Quoted passage

-------

There were three options open to us to create a site that was just as easy to use on a mobile as a computer:
- Creating a separate website more suitable for smaller screen sizes
- Creating separate CSS styles which conditionally apply when a smaller screen size is detected
- Making a truly responsive and fluid layout that will naturally shape to the screen
The second option, creating a mobile CSS style avoids all of the problems with a separate mobile. An alternate CSS file can be linked into the page with a media=”handheld” attribute or a clause can be added to the existing CSS file to achieve the same aim. The common CSS is loaded and then, if the media type matches the addition styles override the previous statements. The HTML on the website cannot have style information within it and so all positioning and styling is controlled from the external CSS file(s). This isn’t generally a problem for more recently designed sites as the modern thinking is that the content and design should be strictly separated but it could be a major effort to convert an older site especially if the site isn’t using CSS at all.
The third option is the holy grail of mobile site design. A responsive layout will naturally adapt as the screen size changes using carefully constructed CSS minimum and maximum width fields and independent DIV sections on the page. Whilst these websites can cope with pretty much any display they are normally only feasible for a new site design (as it probably involves a complete re-build) and take a lot of work to get right.
Considering these options, we decided to go for option 2. If you are reading this post on a touch mobile then it should render in a very useable manner. We have decided to ignore old fashioned small screen mobiles as this site is more about written content and we don’t think that people would want to read a lot of text on a screen smaller than an after dinner mint. However, for some websites such as a restaurant or estate agent, these users can be important as people may need to quickly get the phone number or directions- for this purpose, the first option of a separate mobile site may be appropriate.
One thing is certain. People are using mobiles to look at your site and the number is only going to grow. As time goes on it is not really an option to simply ignore mobile users for most businesses.

-------

Element and region data

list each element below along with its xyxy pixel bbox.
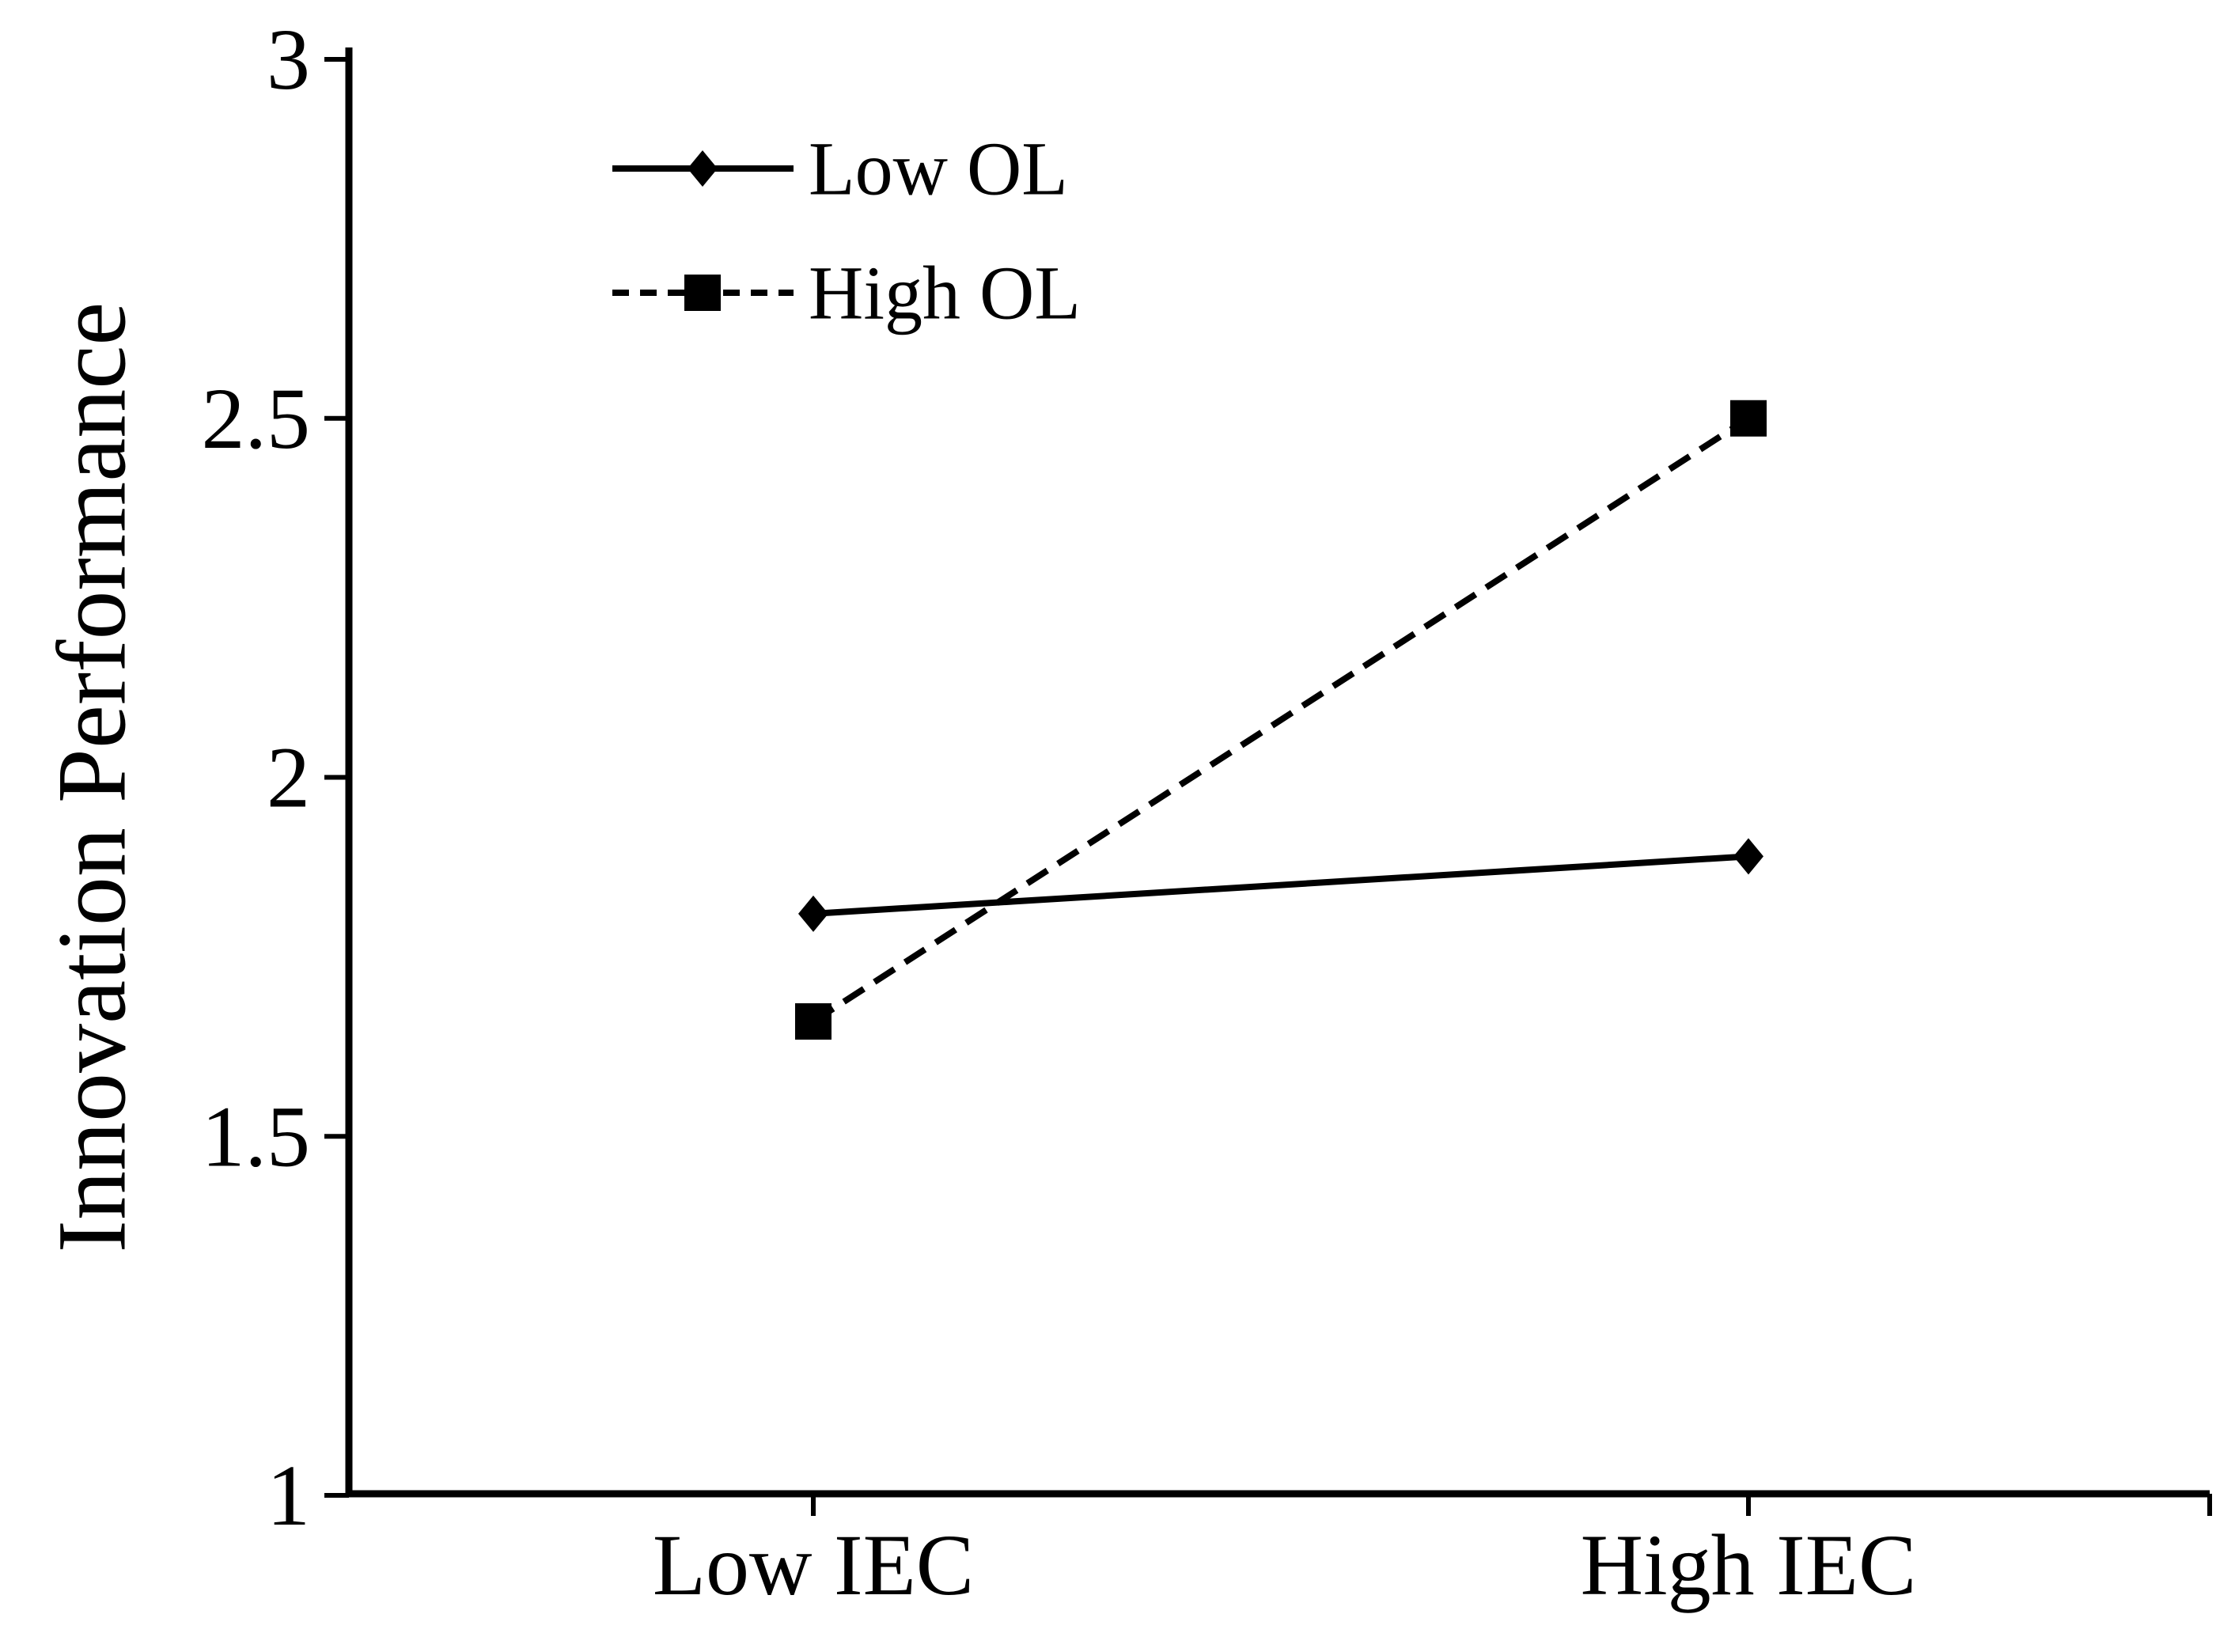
legend-item: Low OL [612, 127, 1068, 211]
x-category-label: Low IEC [653, 1517, 974, 1613]
axes: Innovation Performance [38, 47, 2210, 1498]
legend: Low OL High OL [612, 127, 1081, 335]
series-line [811, 415, 1751, 1025]
series-high-ol [795, 400, 1767, 1040]
x-axis-ticks: Low IEC High IEC [653, 1494, 2212, 1613]
series-line [813, 853, 1749, 917]
y-axis-ticks: 3 2.5 2 1.5 1 [202, 11, 349, 1544]
series-low-ol [798, 838, 1763, 932]
y-tick-label: 2 [267, 729, 310, 826]
y-axis-title: Innovation Performance [38, 302, 146, 1253]
data-point-marker-square [1730, 400, 1767, 437]
legend-marker-diamond [688, 150, 718, 187]
y-tick-label: 3 [267, 11, 310, 108]
y-tick-label: 1.5 [202, 1088, 311, 1184]
legend-item: High OL [612, 251, 1081, 335]
y-tick-label: 1 [267, 1447, 310, 1544]
data-point-marker-diamond [1733, 838, 1763, 875]
x-category-label: High IEC [1581, 1517, 1917, 1613]
legend-label: Low OL [809, 127, 1068, 211]
data-point-marker-square [795, 1003, 831, 1040]
y-tick-label: 2.5 [202, 370, 311, 467]
legend-label: High OL [809, 251, 1081, 335]
data-point-marker-diamond [798, 895, 828, 932]
legend-marker-square [684, 275, 721, 311]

-------

Objective
Reproduce word for word the part of the mobile site design text that begins at the words "Considering these options, we" and stops after "for most businesses.". The records are separate material and have no connection to the text above.

Task response
Considering these options, we decided to go for option 2. If you are reading this post on a touch mobile then it should render in a very useable manner. We have decided to ignore old fashioned small screen mobiles as this site is more about written content and we don’t think that people would want to read a lot of text on a screen smaller than an after dinner mint. However, for some websites such as a restaurant or estate agent, these users can be important as people may need to quickly get the phone number or directions- for this purpose, the first option of a separate mobile site may be appropriate.
One thing is certain. People are using mobiles to look at your site and the number is only going to grow. As time goes on it is not really an option to simply ignore mobile users for most businesses.